Task inputs:
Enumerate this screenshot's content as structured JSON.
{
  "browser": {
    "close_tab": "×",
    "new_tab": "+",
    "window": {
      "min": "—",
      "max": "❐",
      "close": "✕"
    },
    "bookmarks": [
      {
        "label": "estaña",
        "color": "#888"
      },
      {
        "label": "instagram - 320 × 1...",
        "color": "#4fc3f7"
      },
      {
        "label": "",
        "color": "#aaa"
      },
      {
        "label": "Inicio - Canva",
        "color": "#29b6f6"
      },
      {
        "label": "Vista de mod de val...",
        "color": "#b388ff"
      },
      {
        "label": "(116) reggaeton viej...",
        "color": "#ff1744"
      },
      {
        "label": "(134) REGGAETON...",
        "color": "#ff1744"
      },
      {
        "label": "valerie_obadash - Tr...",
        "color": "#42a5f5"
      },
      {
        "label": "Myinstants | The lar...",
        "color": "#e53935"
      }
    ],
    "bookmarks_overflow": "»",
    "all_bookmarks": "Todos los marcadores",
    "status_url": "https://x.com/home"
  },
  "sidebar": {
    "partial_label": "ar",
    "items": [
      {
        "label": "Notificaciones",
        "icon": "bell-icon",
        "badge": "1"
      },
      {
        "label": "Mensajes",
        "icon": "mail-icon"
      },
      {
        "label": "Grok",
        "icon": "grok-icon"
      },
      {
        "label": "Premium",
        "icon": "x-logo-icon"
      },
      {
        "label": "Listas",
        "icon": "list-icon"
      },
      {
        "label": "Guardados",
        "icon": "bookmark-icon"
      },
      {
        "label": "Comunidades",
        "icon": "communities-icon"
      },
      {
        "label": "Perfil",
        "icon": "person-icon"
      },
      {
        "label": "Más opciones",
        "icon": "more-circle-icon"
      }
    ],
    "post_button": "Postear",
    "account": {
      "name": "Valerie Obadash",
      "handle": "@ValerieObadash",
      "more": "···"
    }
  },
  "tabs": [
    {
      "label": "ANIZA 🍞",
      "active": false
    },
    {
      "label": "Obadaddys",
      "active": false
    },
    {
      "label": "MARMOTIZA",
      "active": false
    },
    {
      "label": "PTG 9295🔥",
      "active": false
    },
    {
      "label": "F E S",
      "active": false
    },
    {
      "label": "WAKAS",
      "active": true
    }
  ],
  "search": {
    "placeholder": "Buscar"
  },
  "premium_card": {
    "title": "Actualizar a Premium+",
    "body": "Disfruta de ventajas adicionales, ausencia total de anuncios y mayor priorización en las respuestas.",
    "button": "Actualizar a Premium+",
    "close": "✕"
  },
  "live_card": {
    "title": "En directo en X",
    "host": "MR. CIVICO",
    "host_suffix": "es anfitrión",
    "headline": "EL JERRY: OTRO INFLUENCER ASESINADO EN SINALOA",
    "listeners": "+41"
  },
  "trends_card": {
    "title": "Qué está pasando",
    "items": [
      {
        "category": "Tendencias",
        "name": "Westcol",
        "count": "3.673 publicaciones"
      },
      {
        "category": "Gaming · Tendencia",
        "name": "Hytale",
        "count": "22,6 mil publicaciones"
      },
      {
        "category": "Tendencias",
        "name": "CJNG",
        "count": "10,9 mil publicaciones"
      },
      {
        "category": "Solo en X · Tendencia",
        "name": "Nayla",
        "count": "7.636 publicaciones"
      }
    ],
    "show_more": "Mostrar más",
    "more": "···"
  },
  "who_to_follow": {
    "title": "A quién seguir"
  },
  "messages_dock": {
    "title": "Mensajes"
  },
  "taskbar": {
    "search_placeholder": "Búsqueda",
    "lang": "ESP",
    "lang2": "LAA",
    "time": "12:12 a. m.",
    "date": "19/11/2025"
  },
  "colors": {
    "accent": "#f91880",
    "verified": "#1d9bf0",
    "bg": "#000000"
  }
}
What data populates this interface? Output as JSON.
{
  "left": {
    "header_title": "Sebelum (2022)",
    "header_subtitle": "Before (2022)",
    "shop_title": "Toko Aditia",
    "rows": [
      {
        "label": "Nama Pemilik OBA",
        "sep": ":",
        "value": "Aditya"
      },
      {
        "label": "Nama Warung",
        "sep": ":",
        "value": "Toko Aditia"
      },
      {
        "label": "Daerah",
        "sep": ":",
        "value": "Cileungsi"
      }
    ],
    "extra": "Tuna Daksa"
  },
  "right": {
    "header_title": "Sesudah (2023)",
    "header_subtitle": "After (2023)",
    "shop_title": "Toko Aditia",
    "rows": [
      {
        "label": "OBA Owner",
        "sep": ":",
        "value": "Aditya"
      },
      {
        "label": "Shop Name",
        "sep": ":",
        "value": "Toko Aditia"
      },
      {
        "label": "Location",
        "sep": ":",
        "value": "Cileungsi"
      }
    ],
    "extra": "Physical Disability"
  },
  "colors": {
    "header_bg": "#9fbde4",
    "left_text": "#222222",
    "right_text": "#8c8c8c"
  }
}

What is asked:
Track down every line of the material containing the string "category", and copy it.

Output of the task:
        "category": "Tendencias",
        "category": "Gaming · Tendencia",
        "category": "Tendencias",
        "category": "Solo en X · Tendencia",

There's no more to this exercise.